INSTRUCTIONS TO FOLLOW:
All lines in the data bearing the string "xlabel" should be identified and copied.

─── EXTRACTED INFORMATION ───

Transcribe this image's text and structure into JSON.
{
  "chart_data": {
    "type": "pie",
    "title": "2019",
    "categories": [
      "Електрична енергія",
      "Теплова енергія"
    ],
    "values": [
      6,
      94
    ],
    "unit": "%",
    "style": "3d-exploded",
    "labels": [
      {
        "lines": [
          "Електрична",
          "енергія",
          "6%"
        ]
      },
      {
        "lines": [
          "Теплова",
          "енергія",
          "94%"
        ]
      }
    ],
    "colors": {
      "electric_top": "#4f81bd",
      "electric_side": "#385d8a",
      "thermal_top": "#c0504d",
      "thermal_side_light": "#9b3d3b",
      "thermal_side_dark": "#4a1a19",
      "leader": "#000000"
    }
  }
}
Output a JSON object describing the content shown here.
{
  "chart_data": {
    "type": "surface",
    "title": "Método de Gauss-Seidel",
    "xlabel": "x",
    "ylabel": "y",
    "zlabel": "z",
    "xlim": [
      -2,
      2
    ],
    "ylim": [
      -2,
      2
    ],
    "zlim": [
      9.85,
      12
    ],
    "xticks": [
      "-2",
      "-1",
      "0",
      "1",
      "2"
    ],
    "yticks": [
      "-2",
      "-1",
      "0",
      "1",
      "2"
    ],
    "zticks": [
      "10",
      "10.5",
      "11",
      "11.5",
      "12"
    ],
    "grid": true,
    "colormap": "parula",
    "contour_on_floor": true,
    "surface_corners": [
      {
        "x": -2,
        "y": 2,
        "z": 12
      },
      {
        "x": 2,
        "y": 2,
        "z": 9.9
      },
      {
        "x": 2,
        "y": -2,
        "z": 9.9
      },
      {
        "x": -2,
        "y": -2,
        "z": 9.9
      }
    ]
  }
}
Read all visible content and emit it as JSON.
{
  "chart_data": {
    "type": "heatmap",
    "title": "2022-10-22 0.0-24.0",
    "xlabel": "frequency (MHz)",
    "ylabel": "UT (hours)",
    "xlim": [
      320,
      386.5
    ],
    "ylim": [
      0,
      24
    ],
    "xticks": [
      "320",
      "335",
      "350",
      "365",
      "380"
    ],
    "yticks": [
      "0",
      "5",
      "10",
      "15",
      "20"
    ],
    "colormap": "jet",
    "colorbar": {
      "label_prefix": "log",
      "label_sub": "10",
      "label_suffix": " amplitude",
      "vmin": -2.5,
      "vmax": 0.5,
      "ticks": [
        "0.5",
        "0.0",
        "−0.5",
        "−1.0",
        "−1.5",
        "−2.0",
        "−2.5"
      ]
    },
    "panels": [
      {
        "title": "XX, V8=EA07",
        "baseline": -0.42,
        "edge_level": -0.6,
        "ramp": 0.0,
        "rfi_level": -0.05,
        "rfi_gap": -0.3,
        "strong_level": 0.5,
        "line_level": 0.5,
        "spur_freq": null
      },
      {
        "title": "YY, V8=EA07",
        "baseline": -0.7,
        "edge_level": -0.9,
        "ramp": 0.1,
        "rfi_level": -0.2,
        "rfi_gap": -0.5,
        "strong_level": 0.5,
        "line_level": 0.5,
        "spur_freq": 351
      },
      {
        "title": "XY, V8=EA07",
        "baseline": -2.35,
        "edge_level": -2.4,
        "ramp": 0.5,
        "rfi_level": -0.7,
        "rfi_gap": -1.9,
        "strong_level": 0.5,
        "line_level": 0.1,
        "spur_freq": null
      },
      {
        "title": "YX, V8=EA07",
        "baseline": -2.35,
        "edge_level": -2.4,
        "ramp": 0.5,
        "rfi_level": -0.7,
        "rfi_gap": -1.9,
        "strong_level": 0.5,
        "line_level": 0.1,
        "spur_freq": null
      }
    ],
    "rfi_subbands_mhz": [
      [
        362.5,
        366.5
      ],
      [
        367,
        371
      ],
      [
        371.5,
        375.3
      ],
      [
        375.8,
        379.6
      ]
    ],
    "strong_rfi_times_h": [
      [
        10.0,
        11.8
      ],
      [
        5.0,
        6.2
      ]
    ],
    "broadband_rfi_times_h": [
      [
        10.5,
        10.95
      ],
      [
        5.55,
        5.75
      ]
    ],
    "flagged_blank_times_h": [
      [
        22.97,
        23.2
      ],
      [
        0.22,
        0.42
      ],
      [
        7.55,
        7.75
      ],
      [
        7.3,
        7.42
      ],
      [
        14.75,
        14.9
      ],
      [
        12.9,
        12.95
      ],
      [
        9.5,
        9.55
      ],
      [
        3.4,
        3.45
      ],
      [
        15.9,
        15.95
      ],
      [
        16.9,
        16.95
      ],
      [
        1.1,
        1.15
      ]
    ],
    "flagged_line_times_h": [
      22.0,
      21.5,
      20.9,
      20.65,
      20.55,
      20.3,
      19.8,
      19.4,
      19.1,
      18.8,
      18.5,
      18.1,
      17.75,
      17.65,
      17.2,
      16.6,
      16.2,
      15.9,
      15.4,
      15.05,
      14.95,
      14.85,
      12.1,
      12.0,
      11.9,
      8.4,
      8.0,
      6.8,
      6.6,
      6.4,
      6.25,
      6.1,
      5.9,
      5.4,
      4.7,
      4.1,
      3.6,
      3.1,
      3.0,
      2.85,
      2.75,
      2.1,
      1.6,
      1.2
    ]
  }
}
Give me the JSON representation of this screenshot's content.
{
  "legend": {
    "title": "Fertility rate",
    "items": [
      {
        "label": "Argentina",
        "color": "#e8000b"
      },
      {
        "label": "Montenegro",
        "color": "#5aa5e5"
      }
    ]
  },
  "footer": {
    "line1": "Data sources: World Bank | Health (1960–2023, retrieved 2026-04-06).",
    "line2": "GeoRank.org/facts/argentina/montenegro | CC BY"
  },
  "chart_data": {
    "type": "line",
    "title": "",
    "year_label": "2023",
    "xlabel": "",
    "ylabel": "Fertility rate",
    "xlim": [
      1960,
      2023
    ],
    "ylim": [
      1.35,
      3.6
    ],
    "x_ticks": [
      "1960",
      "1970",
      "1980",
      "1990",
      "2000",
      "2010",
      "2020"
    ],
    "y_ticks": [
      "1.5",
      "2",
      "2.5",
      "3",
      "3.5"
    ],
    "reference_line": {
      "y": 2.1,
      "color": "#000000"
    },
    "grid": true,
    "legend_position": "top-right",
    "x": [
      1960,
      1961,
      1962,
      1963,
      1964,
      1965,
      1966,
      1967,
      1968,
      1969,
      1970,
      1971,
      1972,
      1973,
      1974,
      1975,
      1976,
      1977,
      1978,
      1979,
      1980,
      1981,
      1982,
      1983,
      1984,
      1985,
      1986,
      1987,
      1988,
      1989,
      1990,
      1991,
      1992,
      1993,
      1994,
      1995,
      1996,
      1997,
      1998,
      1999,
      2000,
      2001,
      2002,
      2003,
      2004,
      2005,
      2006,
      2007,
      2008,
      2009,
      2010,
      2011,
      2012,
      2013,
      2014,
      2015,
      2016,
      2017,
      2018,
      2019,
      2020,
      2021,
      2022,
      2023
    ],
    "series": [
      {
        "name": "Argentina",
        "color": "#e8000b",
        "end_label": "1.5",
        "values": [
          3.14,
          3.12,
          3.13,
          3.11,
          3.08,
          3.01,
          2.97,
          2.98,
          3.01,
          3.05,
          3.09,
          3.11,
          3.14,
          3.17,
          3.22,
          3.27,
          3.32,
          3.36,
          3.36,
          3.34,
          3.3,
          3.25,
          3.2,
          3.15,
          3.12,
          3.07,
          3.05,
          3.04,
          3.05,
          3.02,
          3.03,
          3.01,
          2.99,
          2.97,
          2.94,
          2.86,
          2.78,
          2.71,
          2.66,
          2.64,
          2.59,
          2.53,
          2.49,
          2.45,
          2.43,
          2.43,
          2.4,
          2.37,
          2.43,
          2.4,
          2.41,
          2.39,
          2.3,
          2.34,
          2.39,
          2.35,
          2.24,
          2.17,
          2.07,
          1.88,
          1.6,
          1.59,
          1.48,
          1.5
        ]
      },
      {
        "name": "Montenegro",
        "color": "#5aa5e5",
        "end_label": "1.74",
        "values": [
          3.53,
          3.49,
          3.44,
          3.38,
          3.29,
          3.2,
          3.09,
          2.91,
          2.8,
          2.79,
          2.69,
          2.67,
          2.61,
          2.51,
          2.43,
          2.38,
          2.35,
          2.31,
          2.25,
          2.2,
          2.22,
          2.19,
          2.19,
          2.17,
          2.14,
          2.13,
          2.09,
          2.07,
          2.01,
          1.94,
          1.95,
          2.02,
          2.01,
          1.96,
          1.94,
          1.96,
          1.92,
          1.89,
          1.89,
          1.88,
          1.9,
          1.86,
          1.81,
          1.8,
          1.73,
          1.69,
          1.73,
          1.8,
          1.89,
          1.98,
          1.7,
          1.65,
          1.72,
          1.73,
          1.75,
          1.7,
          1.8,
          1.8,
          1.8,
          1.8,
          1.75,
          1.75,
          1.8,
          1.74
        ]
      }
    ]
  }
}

───

WRITTEN ANSWER:
    "xlabel": "x",
    "xlabel": "frequency (MHz)",
    "xlabel": "",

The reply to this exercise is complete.